#### [Some records]
□ □ □

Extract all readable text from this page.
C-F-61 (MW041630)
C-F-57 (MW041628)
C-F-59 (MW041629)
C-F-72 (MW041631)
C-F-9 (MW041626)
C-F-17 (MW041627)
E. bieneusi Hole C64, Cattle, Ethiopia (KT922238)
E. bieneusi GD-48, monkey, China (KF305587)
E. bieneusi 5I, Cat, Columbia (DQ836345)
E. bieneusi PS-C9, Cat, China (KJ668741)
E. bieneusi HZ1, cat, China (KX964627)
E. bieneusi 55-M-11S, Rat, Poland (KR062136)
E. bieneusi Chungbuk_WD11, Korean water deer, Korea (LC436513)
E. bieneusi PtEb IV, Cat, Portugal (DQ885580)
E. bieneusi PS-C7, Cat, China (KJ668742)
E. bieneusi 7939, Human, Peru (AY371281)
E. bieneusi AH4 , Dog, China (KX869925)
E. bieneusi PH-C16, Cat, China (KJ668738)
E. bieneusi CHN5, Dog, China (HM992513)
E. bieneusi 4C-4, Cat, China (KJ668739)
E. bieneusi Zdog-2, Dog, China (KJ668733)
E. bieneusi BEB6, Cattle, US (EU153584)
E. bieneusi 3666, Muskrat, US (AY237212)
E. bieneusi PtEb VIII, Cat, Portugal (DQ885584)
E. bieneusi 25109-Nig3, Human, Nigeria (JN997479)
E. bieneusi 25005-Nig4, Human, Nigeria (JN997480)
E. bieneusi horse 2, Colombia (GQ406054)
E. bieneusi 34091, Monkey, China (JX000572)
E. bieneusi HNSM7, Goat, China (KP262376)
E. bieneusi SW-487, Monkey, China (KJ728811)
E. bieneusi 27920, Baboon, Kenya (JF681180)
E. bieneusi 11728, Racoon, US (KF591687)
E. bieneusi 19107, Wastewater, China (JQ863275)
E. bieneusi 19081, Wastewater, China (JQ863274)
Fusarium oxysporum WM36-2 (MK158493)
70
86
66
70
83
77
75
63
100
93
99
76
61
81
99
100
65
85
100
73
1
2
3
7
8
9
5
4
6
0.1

□ □ □

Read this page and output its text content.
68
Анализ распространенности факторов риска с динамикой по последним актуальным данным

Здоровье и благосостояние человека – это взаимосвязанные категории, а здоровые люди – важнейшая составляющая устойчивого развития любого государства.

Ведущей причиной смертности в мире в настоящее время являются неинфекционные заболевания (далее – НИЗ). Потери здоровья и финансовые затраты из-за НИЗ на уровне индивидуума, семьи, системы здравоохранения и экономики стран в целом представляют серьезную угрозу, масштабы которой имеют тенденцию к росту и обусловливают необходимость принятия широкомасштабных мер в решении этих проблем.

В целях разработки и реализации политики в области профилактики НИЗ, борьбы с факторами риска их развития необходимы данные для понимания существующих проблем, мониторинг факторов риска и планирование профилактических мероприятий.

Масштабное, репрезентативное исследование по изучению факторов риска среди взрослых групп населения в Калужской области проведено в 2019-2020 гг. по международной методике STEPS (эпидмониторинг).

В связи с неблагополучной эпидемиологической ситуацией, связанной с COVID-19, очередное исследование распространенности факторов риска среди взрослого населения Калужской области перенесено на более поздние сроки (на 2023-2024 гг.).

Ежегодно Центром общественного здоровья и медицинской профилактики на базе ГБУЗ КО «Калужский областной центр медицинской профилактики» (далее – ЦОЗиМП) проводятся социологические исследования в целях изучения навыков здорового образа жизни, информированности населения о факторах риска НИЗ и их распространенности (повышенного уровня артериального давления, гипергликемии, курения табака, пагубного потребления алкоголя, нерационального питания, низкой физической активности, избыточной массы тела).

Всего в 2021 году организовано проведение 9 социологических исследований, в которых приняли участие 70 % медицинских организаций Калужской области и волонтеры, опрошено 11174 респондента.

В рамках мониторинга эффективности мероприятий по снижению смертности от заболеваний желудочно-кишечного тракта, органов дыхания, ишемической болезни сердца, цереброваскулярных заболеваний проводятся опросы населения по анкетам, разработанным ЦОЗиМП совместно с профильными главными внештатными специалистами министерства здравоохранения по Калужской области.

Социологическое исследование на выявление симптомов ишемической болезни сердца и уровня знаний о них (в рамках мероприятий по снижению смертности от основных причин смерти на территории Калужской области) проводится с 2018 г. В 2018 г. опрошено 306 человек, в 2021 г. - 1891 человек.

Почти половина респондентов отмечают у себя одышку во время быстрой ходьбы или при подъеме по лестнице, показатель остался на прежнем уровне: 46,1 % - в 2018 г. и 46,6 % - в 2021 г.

□ □ □

#### [Exercise directions]
Lines containing the string "факторов" are to be selected and copied.

#### [Complete answer]
Анализ распространенности факторов риска с динамикой по последним актуальным данным
В целях разработки и реализации политики в области профилактики НИЗ, борьбы с факторами риска их развития необходимы данные для понимания существующих проблем, мониторинг факторов риска и планирование профилактических мероприятий.
Масштабное, репрезентативное исследование по изучению факторов риска среди взрослых групп населения в Калужской области проведено в 2019-2020 гг. по международной методике STEPS (эпидмониторинг).
В связи с неблагополучной эпидемиологической ситуацией, связанной с COVID-19, очередное исследование распространенности факторов риска среди взрослого населения Калужской области перенесено на более поздние сроки (на 2023-2024 гг.).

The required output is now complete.